## What you should do
Lift out all lines below that contain "heading".

[Stored data]
++++
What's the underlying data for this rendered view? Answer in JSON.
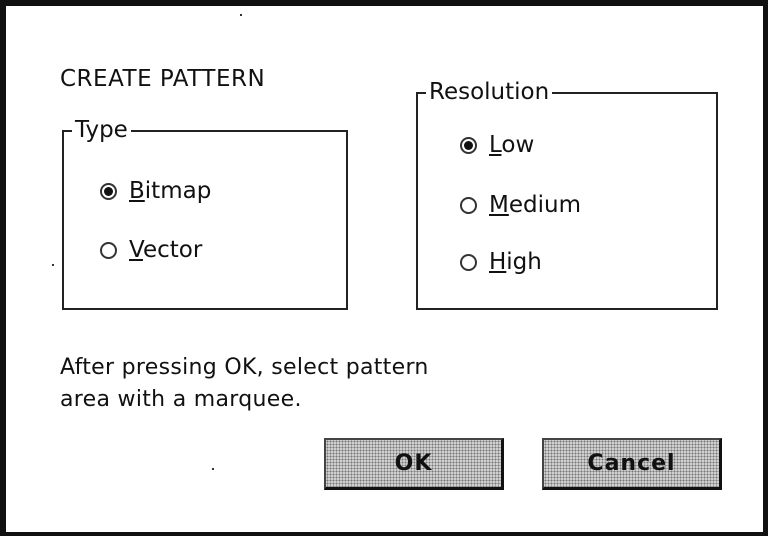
{
  "dialog": {
    "title": "CREATE PATTERN",
    "instructions_line1": "After pressing OK, select pattern",
    "instructions_line2": "area with a marquee."
  },
  "type_group": {
    "legend": "Type",
    "options": [
      {
        "mnemonic": "B",
        "rest": "itmap",
        "selected": true
      },
      {
        "mnemonic": "V",
        "rest": "ector",
        "selected": false
      }
    ]
  },
  "resolution_group": {
    "legend": "Resolution",
    "options": [
      {
        "mnemonic": "L",
        "rest": "ow",
        "selected": true
      },
      {
        "mnemonic": "M",
        "rest": "edium",
        "selected": false
      },
      {
        "mnemonic": "H",
        "rest": "igh",
        "selected": false
      }
    ]
  },
  "buttons": {
    "ok": "OK",
    "cancel": "Cancel"
  }
}
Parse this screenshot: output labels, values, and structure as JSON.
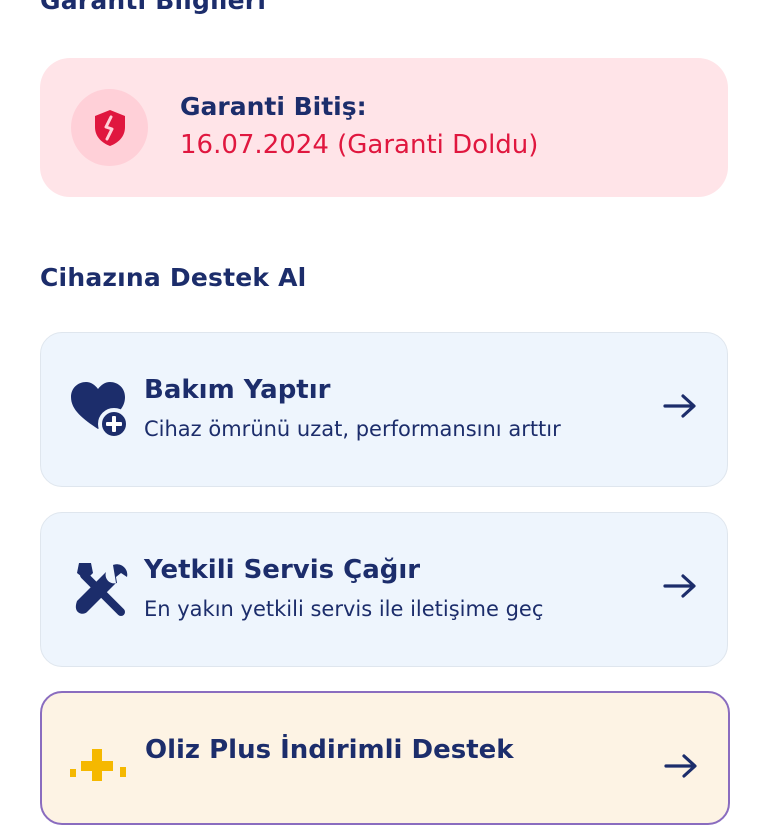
{
  "warranty": {
    "heading": "Garanti Bilgileri",
    "expiry_label": "Garanti Bitiş:",
    "expiry_value": "16.07.2024 (Garanti Doldu)",
    "icon": "broken-shield-icon"
  },
  "support": {
    "heading": "Cihazına Destek Al",
    "items": [
      {
        "title": "Bakım Yaptır",
        "subtitle": "Cihaz ömrünü uzat, performansını arttır",
        "icon": "heart-plus-icon"
      },
      {
        "title": "Yetkili Servis Çağır",
        "subtitle": "En yakın yetkili servis ile iletişime geç",
        "icon": "wrench-screwdriver-icon"
      },
      {
        "title": "Oliz Plus İndirimli Destek",
        "icon": "sparkle-plus-icon"
      }
    ]
  },
  "colors": {
    "primary": "#1c2d6b",
    "danger": "#e0173f",
    "warranty_bg": "#ffe4e8",
    "card_bg": "#eef5fd",
    "plus_bg": "#fdf3e4",
    "plus_border": "#8a6cbf",
    "accent_yellow": "#f5b800"
  }
}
++++
## Answer below
    "heading": "Garanti Bilgileri",
    "heading": "Cihazına Destek Al",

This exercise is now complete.